[Excerpted data start]

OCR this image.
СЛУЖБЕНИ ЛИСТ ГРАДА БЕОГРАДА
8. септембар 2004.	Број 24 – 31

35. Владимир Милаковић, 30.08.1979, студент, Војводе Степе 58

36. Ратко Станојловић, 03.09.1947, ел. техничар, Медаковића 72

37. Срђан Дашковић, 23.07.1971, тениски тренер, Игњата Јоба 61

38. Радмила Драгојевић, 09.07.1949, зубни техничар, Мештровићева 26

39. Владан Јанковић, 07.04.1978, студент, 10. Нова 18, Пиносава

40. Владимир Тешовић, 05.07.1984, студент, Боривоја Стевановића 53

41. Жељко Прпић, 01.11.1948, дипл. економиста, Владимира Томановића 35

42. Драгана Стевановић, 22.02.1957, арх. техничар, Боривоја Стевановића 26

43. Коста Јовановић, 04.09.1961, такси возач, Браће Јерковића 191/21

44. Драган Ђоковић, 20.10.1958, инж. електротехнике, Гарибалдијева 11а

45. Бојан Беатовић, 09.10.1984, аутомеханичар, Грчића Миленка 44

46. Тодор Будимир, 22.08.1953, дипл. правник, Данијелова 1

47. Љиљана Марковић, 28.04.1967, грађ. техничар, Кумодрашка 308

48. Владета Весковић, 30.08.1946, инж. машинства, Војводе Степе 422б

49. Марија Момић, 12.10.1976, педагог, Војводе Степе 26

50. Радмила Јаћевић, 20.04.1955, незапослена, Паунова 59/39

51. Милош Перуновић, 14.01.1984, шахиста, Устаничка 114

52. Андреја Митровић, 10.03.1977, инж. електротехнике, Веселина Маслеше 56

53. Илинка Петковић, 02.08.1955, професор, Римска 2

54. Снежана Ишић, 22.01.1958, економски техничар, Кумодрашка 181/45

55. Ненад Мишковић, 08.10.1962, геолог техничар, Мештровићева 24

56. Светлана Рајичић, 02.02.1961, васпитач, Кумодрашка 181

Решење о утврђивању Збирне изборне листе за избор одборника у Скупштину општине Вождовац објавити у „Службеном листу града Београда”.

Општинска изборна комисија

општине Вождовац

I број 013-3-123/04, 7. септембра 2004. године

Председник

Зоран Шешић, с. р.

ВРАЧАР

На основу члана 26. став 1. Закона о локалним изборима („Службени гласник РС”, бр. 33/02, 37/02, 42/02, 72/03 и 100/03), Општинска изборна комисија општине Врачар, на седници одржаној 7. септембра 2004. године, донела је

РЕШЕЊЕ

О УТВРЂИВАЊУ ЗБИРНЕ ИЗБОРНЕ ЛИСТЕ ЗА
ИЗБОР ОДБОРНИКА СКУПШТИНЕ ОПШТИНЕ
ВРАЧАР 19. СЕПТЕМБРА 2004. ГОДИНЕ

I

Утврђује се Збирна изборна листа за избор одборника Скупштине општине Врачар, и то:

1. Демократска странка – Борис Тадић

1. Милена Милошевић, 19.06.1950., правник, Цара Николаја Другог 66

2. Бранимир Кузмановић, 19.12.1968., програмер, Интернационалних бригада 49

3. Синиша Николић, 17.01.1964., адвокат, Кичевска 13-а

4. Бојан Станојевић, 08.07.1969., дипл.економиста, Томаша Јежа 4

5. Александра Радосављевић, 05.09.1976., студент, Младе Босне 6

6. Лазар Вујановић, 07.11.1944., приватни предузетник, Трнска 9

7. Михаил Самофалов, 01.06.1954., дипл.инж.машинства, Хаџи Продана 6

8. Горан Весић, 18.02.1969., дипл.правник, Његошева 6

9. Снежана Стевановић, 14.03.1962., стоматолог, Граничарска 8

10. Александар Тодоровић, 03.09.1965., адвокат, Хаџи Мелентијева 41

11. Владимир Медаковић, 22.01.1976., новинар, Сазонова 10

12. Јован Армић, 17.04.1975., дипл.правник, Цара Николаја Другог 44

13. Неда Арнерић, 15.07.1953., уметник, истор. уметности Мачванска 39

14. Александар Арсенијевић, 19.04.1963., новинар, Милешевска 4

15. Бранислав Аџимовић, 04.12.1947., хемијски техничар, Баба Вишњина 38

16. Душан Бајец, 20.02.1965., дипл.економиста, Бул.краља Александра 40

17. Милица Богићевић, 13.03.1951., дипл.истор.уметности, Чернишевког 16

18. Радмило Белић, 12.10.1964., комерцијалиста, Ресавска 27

[Excerpted data end]

Filter the listing for the word "Александар" and copy every line that holds it.

[Result for this exercise]:
10. Александар Тодоровић, 03.09.1965., адвокат, Хаџи Мелентијева 41
14. Александар Арсенијевић, 19.04.1963., новинар, Милешевска 4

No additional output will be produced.